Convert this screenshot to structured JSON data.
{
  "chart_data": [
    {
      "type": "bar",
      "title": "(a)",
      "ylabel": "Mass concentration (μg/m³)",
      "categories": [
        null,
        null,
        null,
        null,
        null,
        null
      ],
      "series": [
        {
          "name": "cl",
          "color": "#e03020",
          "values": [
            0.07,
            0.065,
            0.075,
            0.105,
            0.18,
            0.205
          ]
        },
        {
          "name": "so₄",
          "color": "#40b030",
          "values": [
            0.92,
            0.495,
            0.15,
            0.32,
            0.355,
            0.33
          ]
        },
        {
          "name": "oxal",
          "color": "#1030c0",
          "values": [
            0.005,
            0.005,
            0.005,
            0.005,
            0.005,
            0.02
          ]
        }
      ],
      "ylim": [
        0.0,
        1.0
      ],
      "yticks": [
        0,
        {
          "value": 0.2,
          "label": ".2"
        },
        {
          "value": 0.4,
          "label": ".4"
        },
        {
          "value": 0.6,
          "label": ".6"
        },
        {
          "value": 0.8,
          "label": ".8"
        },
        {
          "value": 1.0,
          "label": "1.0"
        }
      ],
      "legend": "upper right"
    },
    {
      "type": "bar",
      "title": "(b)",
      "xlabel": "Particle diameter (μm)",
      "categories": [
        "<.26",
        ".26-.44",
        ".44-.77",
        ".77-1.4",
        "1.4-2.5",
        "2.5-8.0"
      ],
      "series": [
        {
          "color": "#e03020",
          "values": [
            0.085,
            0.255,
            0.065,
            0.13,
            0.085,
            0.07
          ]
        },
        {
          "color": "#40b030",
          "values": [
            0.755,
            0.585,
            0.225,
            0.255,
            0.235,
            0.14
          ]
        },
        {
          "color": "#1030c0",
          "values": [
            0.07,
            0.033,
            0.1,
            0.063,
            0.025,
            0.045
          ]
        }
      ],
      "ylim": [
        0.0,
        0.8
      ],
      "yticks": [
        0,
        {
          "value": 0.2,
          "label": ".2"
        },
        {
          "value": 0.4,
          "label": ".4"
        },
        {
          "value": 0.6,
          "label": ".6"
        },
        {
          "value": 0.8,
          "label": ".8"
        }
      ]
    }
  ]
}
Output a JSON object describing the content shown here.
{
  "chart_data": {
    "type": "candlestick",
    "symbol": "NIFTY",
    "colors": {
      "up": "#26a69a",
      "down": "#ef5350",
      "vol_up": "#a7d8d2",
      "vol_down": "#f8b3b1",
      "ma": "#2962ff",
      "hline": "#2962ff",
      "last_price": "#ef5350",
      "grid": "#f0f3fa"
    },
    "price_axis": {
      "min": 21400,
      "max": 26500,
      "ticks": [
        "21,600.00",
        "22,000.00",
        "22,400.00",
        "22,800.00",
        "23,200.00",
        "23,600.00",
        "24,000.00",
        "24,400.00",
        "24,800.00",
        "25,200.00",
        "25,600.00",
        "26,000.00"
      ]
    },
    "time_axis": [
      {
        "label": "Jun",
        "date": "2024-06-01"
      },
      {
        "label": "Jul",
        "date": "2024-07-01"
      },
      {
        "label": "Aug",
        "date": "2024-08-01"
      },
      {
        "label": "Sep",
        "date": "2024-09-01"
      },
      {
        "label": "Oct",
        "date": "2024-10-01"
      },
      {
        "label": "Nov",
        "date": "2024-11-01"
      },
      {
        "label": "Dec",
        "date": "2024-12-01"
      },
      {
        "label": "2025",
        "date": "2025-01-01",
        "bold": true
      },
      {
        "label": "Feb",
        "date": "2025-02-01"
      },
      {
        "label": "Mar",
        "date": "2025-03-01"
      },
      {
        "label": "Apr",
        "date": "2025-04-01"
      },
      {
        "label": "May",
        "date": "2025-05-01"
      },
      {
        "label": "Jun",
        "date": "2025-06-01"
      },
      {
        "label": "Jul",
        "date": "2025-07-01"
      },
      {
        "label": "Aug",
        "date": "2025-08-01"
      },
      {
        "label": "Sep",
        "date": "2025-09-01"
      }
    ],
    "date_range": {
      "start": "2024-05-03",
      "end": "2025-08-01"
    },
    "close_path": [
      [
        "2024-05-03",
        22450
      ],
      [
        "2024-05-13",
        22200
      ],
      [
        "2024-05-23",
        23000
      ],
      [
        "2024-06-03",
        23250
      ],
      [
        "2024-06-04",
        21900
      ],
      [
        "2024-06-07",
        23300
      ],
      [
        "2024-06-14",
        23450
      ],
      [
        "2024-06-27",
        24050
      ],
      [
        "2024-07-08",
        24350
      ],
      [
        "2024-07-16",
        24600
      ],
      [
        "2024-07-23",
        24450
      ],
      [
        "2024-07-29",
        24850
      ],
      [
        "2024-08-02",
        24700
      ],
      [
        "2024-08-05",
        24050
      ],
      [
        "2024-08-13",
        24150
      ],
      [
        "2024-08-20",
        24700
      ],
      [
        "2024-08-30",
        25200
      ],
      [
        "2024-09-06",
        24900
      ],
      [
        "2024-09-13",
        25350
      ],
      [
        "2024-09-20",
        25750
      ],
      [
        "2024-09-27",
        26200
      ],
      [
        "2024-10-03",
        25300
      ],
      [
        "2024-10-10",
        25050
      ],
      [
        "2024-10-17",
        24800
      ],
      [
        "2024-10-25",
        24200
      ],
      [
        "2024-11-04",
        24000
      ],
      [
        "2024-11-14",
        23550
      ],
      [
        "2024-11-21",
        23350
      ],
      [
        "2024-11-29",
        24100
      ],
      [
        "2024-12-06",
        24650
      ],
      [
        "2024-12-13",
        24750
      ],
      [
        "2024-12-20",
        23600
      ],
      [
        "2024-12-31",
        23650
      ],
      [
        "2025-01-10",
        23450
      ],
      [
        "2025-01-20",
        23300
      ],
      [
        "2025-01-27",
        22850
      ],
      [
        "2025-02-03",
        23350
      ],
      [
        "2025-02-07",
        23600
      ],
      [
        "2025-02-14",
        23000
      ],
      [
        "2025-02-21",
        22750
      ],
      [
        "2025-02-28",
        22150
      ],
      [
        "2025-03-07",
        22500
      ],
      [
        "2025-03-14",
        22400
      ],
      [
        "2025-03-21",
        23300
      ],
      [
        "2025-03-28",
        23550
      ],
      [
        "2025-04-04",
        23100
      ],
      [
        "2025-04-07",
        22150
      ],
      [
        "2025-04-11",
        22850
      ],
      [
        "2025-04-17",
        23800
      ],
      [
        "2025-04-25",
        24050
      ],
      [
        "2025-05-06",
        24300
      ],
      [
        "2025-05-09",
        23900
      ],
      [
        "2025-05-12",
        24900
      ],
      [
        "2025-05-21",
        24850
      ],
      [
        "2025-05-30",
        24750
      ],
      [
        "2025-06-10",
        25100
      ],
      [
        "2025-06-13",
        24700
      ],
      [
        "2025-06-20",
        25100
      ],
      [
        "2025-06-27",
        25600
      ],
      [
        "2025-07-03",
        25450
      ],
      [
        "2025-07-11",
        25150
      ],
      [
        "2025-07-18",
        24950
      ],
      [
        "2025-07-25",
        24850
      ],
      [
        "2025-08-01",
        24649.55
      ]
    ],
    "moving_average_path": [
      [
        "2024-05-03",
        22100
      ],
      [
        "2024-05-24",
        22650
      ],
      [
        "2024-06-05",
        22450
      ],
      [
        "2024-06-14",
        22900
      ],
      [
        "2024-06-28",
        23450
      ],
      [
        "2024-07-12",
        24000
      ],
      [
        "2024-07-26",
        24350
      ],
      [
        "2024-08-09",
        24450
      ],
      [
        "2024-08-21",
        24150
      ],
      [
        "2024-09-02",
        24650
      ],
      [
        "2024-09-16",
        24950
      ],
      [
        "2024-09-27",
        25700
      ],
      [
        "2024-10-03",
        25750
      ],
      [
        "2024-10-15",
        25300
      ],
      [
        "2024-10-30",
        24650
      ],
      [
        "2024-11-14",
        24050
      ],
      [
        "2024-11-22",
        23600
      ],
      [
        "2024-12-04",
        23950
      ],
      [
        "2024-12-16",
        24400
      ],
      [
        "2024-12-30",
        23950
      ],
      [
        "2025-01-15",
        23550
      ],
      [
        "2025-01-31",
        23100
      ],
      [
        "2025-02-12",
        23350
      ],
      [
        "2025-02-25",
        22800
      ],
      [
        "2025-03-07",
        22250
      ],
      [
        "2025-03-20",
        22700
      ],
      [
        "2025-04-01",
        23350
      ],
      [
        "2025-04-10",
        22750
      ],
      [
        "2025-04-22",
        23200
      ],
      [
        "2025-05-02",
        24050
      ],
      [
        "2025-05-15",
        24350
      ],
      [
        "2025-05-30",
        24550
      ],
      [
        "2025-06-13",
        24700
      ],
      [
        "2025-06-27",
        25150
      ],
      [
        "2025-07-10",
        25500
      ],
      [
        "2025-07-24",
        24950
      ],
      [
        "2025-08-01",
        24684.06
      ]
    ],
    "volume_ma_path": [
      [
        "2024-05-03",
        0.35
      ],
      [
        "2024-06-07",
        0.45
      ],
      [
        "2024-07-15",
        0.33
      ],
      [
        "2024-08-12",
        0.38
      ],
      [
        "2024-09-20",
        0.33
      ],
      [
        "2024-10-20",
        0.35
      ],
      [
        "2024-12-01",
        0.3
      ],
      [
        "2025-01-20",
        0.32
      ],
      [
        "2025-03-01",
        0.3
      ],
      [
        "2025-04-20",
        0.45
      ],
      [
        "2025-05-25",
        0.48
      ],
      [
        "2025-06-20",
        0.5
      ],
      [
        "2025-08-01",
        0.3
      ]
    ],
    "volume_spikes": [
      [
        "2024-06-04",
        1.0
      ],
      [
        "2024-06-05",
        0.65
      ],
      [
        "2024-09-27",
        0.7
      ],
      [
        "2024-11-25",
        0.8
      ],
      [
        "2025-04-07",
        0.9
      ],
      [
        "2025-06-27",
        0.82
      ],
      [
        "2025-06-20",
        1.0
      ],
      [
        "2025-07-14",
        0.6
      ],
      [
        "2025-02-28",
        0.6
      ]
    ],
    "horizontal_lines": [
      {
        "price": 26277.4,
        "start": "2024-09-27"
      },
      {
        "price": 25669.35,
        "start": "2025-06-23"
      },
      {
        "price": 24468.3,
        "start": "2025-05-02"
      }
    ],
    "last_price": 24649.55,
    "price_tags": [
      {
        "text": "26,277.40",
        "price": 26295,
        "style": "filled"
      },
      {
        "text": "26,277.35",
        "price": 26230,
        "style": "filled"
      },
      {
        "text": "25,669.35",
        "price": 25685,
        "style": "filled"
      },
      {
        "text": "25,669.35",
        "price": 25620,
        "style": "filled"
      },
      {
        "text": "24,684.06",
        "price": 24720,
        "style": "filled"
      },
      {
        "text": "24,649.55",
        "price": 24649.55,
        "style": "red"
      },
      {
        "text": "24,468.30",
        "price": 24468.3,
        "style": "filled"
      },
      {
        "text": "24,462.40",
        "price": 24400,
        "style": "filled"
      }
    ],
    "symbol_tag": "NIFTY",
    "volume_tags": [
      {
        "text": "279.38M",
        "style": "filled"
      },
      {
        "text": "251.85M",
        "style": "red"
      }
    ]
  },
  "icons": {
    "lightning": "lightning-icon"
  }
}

☆ ☆ ☆ ☆

Written instruction:
Go through the records line by line and count those containing the string "JSON". Give only the total.

Exercise solution:
2